>>>>

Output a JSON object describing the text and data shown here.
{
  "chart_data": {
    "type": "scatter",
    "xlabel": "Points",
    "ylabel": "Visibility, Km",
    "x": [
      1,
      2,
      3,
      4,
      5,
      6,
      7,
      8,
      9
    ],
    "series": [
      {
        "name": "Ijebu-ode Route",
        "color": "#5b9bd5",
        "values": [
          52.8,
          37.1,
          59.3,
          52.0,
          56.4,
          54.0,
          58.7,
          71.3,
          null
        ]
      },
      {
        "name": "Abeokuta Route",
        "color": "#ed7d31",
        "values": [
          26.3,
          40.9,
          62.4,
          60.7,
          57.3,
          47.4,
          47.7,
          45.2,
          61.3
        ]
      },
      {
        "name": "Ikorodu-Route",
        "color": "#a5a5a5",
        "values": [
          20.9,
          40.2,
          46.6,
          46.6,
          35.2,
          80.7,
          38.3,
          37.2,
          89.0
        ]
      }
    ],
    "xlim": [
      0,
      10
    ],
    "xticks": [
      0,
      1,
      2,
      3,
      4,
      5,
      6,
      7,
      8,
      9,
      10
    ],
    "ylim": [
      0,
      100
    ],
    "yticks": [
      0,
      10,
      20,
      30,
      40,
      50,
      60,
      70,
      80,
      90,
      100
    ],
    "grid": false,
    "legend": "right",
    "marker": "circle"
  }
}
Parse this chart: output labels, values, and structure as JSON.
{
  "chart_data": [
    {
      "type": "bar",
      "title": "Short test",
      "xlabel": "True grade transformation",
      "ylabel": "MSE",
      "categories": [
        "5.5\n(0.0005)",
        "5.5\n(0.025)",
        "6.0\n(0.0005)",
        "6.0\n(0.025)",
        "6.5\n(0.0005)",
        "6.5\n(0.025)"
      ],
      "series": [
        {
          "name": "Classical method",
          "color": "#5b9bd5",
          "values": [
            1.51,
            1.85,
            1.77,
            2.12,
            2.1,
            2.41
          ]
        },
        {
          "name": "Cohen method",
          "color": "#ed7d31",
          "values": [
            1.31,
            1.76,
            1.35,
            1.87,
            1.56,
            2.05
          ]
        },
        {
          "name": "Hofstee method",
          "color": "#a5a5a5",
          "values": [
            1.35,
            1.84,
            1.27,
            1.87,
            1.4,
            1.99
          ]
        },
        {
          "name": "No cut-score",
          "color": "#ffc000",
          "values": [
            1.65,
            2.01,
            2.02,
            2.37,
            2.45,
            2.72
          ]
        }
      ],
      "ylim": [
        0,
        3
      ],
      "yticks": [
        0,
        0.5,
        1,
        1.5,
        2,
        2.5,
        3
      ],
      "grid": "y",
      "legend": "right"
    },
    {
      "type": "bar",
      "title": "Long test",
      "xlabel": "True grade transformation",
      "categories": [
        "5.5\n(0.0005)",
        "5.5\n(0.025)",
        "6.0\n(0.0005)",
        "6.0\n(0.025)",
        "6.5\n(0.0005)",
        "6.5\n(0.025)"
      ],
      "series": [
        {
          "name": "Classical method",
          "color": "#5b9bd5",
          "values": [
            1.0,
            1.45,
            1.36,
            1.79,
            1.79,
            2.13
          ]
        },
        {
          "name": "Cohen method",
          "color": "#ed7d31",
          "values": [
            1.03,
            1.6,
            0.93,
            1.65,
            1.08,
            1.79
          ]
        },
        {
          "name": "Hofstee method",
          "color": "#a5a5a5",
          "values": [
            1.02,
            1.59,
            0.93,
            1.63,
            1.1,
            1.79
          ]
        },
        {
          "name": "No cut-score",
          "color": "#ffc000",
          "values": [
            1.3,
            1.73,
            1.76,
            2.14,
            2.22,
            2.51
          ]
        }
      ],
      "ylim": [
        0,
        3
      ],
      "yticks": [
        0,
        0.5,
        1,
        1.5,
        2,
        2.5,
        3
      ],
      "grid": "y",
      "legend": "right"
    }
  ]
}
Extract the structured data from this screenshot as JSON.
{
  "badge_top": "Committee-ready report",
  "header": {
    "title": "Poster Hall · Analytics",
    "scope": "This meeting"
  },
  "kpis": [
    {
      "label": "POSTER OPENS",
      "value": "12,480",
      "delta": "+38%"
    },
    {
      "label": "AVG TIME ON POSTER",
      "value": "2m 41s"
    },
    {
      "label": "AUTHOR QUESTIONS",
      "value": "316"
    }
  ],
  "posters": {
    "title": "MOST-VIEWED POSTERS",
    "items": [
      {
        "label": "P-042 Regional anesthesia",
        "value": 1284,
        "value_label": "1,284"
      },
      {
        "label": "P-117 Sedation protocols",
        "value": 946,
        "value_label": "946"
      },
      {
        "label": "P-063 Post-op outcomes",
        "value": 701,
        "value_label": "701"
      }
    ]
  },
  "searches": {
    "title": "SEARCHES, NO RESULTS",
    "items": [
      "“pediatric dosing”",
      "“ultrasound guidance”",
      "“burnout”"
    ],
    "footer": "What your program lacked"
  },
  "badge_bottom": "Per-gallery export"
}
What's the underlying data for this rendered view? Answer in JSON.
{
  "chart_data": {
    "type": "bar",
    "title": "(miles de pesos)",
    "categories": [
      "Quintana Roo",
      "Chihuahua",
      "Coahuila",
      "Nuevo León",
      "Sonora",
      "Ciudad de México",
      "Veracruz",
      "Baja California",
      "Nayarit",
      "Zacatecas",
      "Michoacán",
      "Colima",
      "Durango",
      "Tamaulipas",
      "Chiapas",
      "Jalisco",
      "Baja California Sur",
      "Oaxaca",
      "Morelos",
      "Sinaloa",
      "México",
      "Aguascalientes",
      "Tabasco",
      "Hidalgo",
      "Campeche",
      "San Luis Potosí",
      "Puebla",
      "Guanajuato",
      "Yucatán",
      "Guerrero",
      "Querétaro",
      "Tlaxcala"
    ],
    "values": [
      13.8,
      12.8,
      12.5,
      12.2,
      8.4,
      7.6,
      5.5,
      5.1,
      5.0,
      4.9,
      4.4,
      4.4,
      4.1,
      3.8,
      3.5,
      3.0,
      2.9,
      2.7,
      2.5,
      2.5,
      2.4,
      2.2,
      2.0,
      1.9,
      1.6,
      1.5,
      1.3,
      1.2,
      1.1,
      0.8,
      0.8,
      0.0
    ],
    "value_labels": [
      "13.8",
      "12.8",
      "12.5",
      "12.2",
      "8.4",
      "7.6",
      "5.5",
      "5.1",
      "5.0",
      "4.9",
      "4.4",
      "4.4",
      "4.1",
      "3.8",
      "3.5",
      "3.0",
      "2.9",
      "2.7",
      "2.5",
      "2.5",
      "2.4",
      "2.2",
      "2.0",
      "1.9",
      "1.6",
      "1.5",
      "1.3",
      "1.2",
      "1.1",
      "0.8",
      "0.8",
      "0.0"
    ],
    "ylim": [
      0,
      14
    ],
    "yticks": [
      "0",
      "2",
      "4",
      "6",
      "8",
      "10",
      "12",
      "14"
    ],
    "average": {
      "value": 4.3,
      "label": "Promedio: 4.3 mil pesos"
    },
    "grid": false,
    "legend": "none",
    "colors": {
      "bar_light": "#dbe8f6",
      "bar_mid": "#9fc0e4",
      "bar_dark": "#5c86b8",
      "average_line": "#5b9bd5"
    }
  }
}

<<<<

• _Problem_:
Here, the records must be output exactly and in full.

• _The completed task_:
Output a JSON object describing the text and data shown here.
{
  "chart_data": {
    "type": "scatter",
    "xlabel": "Points",
    "ylabel": "Visibility, Km",
    "x": [
      1,
      2,
      3,
      4,
      5,
      6,
      7,
      8,
      9
    ],
    "series": [
      {
        "name": "Ijebu-ode Route",
        "color": "#5b9bd5",
        "values": [
          52.8,
          37.1,
          59.3,
          52.0,
          56.4,
          54.0,
          58.7,
          71.3,
          null
        ]
      },
      {
        "name": "Abeokuta Route",
        "color": "#ed7d31",
        "values": [
          26.3,
          40.9,
          62.4,
          60.7,
          57.3,
          47.4,
          47.7,
          45.2,
          61.3
        ]
      },
      {
        "name": "Ikorodu-Route",
        "color": "#a5a5a5",
        "values": [
          20.9,
          40.2,
          46.6,
          46.6,
          35.2,
          80.7,
          38.3,
          37.2,
          89.0
        ]
      }
    ],
    "xlim": [
      0,
      10
    ],
    "xticks": [
      0,
      1,
      2,
      3,
      4,
      5,
      6,
      7,
      8,
      9,
      10
    ],
    "ylim": [
      0,
      100
    ],
    "yticks": [
      0,
      10,
      20,
      30,
      40,
      50,
      60,
      70,
      80,
      90,
      100
    ],
    "grid": false,
    "legend": "right",
    "marker": "circle"
  }
}
Parse this chart: output labels, values, and structure as JSON.
{
  "chart_data": [
    {
      "type": "bar",
      "title": "Short test",
      "xlabel": "True grade transformation",
      "ylabel": "MSE",
      "categories": [
        "5.5\n(0.0005)",
        "5.5\n(0.025)",
        "6.0\n(0.0005)",
        "6.0\n(0.025)",
        "6.5\n(0.0005)",
        "6.5\n(0.025)"
      ],
      "series": [
        {
          "name": "Classical method",
          "color": "#5b9bd5",
          "values": [
            1.51,
            1.85,
            1.77,
            2.12,
            2.1,
            2.41
          ]
        },
        {
          "name": "Cohen method",
          "color": "#ed7d31",
          "values": [
            1.31,
            1.76,
            1.35,
            1.87,
            1.56,
            2.05
          ]
        },
        {
          "name": "Hofstee method",
          "color": "#a5a5a5",
          "values": [
            1.35,
            1.84,
            1.27,
            1.87,
            1.4,
            1.99
          ]
        },
        {
          "name": "No cut-score",
          "color": "#ffc000",
          "values": [
            1.65,
            2.01,
            2.02,
            2.37,
            2.45,
            2.72
          ]
        }
      ],
      "ylim": [
        0,
        3
      ],
      "yticks": [
        0,
        0.5,
        1,
        1.5,
        2,
        2.5,
        3
      ],
      "grid": "y",
      "legend": "right"
    },
    {
      "type": "bar",
      "title": "Long test",
      "xlabel": "True grade transformation",
      "categories": [
        "5.5\n(0.0005)",
        "5.5\n(0.025)",
        "6.0\n(0.0005)",
        "6.0\n(0.025)",
        "6.5\n(0.0005)",
        "6.5\n(0.025)"
      ],
      "series": [
        {
          "name": "Classical method",
          "color": "#5b9bd5",
          "values": [
            1.0,
            1.45,
            1.36,
            1.79,
            1.79,
            2.13
          ]
        },
        {
          "name": "Cohen method",
          "color": "#ed7d31",
          "values": [
            1.03,
            1.6,
            0.93,
            1.65,
            1.08,
            1.79
          ]
        },
        {
          "name": "Hofstee method",
          "color": "#a5a5a5",
          "values": [
            1.02,
            1.59,
            0.93,
            1.63,
            1.1,
            1.79
          ]
        },
        {
          "name": "No cut-score",
          "color": "#ffc000",
          "values": [
            1.3,
            1.73,
            1.76,
            2.14,
            2.22,
            2.51
          ]
        }
      ],
      "ylim": [
        0,
        3
      ],
      "yticks": [
        0,
        0.5,
        1,
        1.5,
        2,
        2.5,
        3
      ],
      "grid": "y",
      "legend": "right"
    }
  ]
}
Extract the structured data from this screenshot as JSON.
{
  "badge_top": "Committee-ready report",
  "header": {
    "title": "Poster Hall · Analytics",
    "scope": "This meeting"
  },
  "kpis": [
    {
      "label": "POSTER OPENS",
      "value": "12,480",
      "delta": "+38%"
    },
    {
      "label": "AVG TIME ON POSTER",
      "value": "2m 41s"
    },
    {
      "label": "AUTHOR QUESTIONS",
      "value": "316"
    }
  ],
  "posters": {
    "title": "MOST-VIEWED POSTERS",
    "items": [
      {
        "label": "P-042 Regional anesthesia",
        "value": 1284,
        "value_label": "1,284"
      },
      {
        "label": "P-117 Sedation protocols",
        "value": 946,
        "value_label": "946"
      },
      {
        "label": "P-063 Post-op outcomes",
        "value": 701,
        "value_label": "701"
      }
    ]
  },
  "searches": {
    "title": "SEARCHES, NO RESULTS",
    "items": [
      "“pediatric dosing”",
      "“ultrasound guidance”",
      "“burnout”"
    ],
    "footer": "What your program lacked"
  },
  "badge_bottom": "Per-gallery export"
}
What's the underlying data for this rendered view? Answer in JSON.
{
  "chart_data": {
    "type": "bar",
    "title": "(miles de pesos)",
    "categories": [
      "Quintana Roo",
      "Chihuahua",
      "Coahuila",
      "Nuevo León",
      "Sonora",
      "Ciudad de México",
      "Veracruz",
      "Baja California",
      "Nayarit",
      "Zacatecas",
      "Michoacán",
      "Colima",
      "Durango",
      "Tamaulipas",
      "Chiapas",
      "Jalisco",
      "Baja California Sur",
      "Oaxaca",
      "Morelos",
      "Sinaloa",
      "México",
      "Aguascalientes",
      "Tabasco",
      "Hidalgo",
      "Campeche",
      "San Luis Potosí",
      "Puebla",
      "Guanajuato",
      "Yucatán",
      "Guerrero",
      "Querétaro",
      "Tlaxcala"
    ],
    "values": [
      13.8,
      12.8,
      12.5,
      12.2,
      8.4,
      7.6,
      5.5,
      5.1,
      5.0,
      4.9,
      4.4,
      4.4,
      4.1,
      3.8,
      3.5,
      3.0,
      2.9,
      2.7,
      2.5,
      2.5,
      2.4,
      2.2,
      2.0,
      1.9,
      1.6,
      1.5,
      1.3,
      1.2,
      1.1,
      0.8,
      0.8,
      0.0
    ],
    "value_labels": [
      "13.8",
      "12.8",
      "12.5",
      "12.2",
      "8.4",
      "7.6",
      "5.5",
      "5.1",
      "5.0",
      "4.9",
      "4.4",
      "4.4",
      "4.1",
      "3.8",
      "3.5",
      "3.0",
      "2.9",
      "2.7",
      "2.5",
      "2.5",
      "2.4",
      "2.2",
      "2.0",
      "1.9",
      "1.6",
      "1.5",
      "1.3",
      "1.2",
      "1.1",
      "0.8",
      "0.8",
      "0.0"
    ],
    "ylim": [
      0,
      14
    ],
    "yticks": [
      "0",
      "2",
      "4",
      "6",
      "8",
      "10",
      "12",
      "14"
    ],
    "average": {
      "value": 4.3,
      "label": "Promedio: 4.3 mil pesos"
    },
    "grid": false,
    "legend": "none",
    "colors": {
      "bar_light": "#dbe8f6",
      "bar_mid": "#9fc0e4",
      "bar_dark": "#5c86b8",
      "average_line": "#5b9bd5"
    }
  }
}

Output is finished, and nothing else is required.